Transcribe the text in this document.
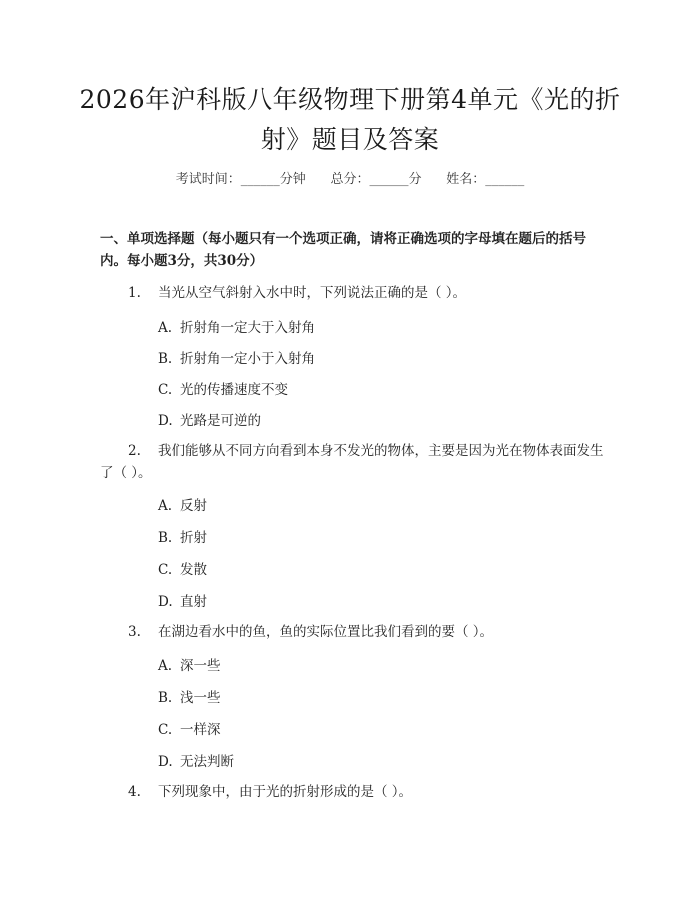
2026年沪科版八年级物理下册第4单元《光的折射》题目及答案
考试时间：______分钟      总分：______分      姓名：______
一、单项选择题（每小题只有一个选项正确，请将正确选项的字母填在题后的括号内。每小题3分，共30分）
1. 当光从空气斜射入水中时，下列说法正确的是（ ）。
A. 折射角一定大于入射角
B. 折射角一定小于入射角
C. 光的传播速度不变
D. 光路是可逆的
2. 我们能够从不同方向看到本身不发光的物体，主要是因为光在物体表面发生了（ ）。
A. 反射
B. 折射
C. 发散
D. 直射
3. 在湖边看水中的鱼，鱼的实际位置比我们看到的要（ ）。
A. 深一些
B. 浅一些
C. 一样深
D. 无法判断
4. 下列现象中，由于光的折射形成的是（ ）。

-=-=-

#### TASK INSTRUCTIONS
Your task is an exact transcription of all the data, minus the pictures.

#### RESULT
Transcribe the text in this document.
2026年沪科版八年级物理下册第4单元《光的折射》题目及答案
考试时间：______分钟      总分：______分      姓名：______
一、单项选择题（每小题只有一个选项正确，请将正确选项的字母填在题后的括号内。每小题3分，共30分）
1. 当光从空气斜射入水中时，下列说法正确的是（ ）。
A. 折射角一定大于入射角
B. 折射角一定小于入射角
C. 光的传播速度不变
D. 光路是可逆的
2. 我们能够从不同方向看到本身不发光的物体，主要是因为光在物体表面发生了（ ）。
A. 反射
B. 折射
C. 发散
D. 直射
3. 在湖边看水中的鱼，鱼的实际位置比我们看到的要（ ）。
A. 深一些
B. 浅一些
C. 一样深
D. 无法判断
4. 下列现象中，由于光的折射形成的是（ ）。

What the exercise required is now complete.